Material to process:
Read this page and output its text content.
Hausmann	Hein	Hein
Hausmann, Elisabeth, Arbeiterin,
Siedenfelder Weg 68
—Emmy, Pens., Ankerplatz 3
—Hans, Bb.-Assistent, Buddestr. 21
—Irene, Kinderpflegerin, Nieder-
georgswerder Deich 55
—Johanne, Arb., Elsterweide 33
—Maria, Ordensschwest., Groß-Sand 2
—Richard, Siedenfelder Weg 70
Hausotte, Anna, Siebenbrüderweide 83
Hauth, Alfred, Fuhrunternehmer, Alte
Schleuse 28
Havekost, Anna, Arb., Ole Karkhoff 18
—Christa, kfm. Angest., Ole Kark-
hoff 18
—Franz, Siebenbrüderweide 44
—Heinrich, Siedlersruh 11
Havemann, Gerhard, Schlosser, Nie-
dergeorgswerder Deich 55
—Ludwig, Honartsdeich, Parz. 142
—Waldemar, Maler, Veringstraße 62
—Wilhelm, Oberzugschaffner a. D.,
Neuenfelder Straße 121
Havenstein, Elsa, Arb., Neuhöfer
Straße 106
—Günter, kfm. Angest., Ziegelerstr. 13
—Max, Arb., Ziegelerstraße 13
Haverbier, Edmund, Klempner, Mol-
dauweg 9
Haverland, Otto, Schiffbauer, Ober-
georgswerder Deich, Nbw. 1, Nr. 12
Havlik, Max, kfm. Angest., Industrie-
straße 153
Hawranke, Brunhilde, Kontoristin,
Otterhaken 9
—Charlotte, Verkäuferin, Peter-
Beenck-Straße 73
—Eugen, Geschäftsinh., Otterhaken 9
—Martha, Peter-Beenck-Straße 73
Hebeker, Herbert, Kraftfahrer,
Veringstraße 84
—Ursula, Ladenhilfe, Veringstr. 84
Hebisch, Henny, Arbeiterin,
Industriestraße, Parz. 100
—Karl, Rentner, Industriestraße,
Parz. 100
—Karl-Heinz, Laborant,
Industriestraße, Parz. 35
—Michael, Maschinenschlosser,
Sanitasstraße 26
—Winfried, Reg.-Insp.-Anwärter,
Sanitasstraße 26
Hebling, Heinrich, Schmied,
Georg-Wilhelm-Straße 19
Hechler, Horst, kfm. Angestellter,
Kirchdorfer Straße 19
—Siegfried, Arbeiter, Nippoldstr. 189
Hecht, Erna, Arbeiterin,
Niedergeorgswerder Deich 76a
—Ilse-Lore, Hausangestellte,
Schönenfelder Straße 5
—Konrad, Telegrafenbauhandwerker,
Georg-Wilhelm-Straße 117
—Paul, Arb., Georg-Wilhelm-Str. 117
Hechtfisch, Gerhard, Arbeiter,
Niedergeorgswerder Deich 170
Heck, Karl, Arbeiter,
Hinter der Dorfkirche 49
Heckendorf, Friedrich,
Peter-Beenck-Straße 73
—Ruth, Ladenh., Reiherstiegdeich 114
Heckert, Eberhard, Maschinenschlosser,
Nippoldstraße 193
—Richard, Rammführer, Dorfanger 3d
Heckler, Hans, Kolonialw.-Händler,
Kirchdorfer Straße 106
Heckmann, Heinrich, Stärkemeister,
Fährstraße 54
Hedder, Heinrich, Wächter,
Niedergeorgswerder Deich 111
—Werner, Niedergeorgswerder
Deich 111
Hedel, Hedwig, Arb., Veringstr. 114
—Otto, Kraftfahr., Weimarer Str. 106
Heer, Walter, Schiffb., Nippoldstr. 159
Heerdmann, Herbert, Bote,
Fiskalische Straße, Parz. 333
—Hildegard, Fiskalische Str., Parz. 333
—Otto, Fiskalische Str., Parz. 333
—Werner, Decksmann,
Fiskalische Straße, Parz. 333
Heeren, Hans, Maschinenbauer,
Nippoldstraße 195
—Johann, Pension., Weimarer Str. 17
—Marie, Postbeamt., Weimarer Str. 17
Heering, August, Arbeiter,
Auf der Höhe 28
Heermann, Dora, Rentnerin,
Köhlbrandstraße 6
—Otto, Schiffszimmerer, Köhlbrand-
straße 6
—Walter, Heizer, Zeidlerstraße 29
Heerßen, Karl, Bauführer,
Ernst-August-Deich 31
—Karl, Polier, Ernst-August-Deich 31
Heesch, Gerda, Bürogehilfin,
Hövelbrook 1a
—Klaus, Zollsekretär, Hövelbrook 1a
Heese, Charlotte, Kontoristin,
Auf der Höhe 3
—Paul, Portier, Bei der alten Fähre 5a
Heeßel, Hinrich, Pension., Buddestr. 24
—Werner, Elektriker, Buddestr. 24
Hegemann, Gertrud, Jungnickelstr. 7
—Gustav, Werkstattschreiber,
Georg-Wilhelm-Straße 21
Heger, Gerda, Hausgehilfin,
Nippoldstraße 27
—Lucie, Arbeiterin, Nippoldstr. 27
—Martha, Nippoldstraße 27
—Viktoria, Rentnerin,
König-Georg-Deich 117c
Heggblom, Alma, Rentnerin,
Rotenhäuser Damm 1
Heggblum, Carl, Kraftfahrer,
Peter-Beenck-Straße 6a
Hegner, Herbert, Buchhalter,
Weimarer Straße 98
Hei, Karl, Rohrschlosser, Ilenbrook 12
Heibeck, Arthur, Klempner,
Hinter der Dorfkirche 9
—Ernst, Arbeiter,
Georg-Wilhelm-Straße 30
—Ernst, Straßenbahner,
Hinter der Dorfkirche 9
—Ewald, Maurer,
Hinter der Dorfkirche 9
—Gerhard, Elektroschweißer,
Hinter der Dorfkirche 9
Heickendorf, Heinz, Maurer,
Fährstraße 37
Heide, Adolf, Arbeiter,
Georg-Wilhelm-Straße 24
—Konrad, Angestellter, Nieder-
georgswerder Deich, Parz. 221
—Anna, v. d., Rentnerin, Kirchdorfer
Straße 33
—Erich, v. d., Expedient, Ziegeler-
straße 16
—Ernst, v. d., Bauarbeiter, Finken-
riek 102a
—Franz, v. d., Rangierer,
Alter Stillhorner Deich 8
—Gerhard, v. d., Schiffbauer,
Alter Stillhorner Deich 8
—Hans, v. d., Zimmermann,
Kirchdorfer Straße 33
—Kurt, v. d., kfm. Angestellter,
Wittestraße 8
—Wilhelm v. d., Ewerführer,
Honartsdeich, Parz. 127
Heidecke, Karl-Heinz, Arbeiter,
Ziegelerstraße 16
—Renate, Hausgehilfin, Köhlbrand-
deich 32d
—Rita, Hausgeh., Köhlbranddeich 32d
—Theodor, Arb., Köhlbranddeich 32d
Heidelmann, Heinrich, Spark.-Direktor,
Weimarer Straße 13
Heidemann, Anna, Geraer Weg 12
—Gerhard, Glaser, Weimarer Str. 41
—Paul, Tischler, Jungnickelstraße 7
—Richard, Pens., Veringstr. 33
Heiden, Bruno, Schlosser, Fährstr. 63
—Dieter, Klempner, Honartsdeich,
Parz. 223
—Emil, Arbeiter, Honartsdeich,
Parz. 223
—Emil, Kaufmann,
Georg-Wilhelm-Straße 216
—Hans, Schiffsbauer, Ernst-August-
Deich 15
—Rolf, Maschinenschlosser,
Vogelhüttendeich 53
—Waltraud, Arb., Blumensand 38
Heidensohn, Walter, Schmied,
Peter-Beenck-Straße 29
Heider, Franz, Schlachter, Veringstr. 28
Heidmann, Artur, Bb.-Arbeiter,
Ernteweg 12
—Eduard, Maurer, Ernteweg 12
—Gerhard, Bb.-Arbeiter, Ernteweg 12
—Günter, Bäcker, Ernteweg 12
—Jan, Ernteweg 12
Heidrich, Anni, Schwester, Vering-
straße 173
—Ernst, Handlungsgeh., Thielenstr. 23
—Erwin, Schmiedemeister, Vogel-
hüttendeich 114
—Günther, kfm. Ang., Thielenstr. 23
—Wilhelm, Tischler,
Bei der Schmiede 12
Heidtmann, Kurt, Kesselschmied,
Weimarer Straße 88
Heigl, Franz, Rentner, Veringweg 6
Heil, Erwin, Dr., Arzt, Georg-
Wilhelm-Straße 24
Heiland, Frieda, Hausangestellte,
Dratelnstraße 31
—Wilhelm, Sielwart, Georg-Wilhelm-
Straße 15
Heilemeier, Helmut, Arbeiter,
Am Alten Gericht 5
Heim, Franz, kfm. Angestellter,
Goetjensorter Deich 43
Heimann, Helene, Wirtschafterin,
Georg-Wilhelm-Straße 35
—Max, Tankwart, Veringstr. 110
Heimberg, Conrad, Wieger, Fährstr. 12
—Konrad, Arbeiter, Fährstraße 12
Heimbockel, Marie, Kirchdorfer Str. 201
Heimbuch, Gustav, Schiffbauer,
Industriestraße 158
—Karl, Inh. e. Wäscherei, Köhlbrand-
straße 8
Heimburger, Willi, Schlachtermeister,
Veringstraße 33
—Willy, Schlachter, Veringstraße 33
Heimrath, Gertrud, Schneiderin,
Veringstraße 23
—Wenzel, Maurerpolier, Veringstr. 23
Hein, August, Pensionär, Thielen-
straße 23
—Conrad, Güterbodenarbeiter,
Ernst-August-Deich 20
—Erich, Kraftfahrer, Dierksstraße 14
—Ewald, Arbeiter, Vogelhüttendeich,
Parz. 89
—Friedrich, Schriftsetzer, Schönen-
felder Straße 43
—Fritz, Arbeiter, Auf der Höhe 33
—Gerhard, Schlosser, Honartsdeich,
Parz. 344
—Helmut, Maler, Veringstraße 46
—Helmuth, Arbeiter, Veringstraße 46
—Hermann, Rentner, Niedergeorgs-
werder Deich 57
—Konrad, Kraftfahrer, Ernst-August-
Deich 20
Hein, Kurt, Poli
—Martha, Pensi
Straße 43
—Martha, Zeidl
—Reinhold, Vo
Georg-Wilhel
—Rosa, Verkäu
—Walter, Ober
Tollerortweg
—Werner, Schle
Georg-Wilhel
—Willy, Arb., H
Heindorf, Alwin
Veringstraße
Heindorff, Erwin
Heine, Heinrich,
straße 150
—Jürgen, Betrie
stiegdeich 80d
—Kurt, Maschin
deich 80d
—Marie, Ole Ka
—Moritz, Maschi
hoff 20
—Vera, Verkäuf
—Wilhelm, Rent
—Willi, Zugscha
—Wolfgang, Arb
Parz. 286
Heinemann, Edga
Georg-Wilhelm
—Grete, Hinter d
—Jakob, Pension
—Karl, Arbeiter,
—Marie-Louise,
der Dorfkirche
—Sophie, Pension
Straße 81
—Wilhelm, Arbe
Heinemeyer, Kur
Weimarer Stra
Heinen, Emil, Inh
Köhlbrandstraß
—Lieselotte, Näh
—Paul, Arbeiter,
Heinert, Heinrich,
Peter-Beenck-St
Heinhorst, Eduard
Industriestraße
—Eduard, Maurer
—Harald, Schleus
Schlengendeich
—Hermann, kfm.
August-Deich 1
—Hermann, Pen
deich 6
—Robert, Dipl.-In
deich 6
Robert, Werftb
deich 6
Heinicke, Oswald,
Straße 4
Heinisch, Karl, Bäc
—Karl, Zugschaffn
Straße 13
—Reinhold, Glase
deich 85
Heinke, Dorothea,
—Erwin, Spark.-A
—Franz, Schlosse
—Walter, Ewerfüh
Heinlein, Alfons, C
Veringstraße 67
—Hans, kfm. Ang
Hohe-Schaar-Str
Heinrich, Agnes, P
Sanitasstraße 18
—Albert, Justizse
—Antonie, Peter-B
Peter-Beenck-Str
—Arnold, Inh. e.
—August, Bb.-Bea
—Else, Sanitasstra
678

What to produce:
Look through the material and copy each line that has "Fiskalische".

Full solution:
Fiskalische Straße, Parz. 333
—Hildegard, Fiskalische Str., Parz. 333
—Otto, Fiskalische Str., Parz. 333
Fiskalische Straße, Parz. 333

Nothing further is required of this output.